-- begin SOURCE RECORDS --

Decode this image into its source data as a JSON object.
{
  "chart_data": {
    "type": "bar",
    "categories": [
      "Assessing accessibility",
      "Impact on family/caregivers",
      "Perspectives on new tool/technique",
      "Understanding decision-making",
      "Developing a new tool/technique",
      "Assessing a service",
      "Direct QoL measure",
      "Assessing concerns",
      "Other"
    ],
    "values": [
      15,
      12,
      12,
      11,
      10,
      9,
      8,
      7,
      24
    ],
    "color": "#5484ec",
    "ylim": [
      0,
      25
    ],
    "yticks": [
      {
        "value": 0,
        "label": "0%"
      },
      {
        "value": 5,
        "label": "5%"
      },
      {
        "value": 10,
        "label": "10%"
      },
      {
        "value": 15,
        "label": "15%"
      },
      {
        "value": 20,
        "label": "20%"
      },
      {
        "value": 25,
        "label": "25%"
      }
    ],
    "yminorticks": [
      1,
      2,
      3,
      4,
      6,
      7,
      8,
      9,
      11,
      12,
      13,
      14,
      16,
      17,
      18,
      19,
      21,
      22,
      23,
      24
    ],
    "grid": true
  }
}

-- end SOURCE RECORDS --

Pick out the lines containing the string "label".

## [EXERCISE RESPONSE]
        "label": "0%"
        "label": "5%"
        "label": "10%"
        "label": "15%"
        "label": "20%"
        "label": "25%"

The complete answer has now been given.